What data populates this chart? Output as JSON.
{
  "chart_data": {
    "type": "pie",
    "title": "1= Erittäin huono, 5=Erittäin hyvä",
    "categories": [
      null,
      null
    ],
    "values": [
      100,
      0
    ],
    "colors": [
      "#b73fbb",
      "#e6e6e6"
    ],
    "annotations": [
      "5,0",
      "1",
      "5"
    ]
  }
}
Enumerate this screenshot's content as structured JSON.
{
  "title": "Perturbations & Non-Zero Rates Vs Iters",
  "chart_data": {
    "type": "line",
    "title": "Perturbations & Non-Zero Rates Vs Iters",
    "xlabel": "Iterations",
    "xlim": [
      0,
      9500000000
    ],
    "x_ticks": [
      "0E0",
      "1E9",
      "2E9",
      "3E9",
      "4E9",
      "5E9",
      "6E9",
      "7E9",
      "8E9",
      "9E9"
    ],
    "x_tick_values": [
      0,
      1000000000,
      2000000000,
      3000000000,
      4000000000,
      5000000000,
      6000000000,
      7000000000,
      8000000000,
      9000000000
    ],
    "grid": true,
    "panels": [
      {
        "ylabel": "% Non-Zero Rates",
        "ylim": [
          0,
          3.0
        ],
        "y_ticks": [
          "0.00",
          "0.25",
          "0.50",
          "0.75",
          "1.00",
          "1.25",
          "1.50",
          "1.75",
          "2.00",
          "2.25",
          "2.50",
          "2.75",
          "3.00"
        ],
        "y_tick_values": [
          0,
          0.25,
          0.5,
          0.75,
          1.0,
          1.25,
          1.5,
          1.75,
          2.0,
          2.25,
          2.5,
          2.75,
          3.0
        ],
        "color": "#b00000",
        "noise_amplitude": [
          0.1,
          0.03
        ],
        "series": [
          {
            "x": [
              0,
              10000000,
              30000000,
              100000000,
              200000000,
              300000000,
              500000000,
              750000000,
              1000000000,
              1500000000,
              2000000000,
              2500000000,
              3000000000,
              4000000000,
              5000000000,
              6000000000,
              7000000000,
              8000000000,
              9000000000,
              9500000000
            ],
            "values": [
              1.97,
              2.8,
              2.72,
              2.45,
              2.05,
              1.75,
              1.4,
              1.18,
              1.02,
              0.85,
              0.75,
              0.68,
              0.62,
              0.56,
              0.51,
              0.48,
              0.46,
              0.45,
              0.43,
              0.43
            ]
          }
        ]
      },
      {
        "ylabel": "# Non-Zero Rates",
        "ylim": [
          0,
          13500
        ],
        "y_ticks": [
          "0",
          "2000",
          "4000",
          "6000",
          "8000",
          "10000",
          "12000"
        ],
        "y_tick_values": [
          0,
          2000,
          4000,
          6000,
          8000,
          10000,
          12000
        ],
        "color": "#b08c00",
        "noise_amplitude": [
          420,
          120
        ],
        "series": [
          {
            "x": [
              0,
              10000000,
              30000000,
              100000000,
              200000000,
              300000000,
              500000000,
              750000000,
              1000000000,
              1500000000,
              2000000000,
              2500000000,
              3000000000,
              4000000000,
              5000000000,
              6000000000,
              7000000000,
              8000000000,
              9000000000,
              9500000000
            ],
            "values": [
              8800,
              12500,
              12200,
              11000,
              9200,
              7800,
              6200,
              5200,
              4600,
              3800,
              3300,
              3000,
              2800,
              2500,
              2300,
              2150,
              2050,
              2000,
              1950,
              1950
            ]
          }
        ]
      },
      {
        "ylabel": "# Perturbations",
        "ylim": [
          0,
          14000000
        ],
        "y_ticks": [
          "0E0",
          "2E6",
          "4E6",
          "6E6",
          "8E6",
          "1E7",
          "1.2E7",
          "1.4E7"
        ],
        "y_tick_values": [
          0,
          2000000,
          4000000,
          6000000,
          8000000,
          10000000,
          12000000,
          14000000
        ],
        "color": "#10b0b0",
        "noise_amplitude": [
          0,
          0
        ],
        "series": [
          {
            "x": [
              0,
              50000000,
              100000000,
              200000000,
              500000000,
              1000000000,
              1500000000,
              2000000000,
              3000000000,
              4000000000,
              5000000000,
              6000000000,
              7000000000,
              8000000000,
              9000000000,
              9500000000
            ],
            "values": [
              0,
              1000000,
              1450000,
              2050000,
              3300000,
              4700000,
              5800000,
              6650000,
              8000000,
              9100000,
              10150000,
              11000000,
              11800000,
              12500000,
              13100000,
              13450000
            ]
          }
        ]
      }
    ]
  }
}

○ ○ ○ ○ ○ ○ ○

# Set task:
Identify the lines that hold the word "Iters". Copy every one of them.

# Reply:
  "title": "Perturbations & Non-Zero Rates Vs Iters",
    "title": "Perturbations & Non-Zero Rates Vs Iters",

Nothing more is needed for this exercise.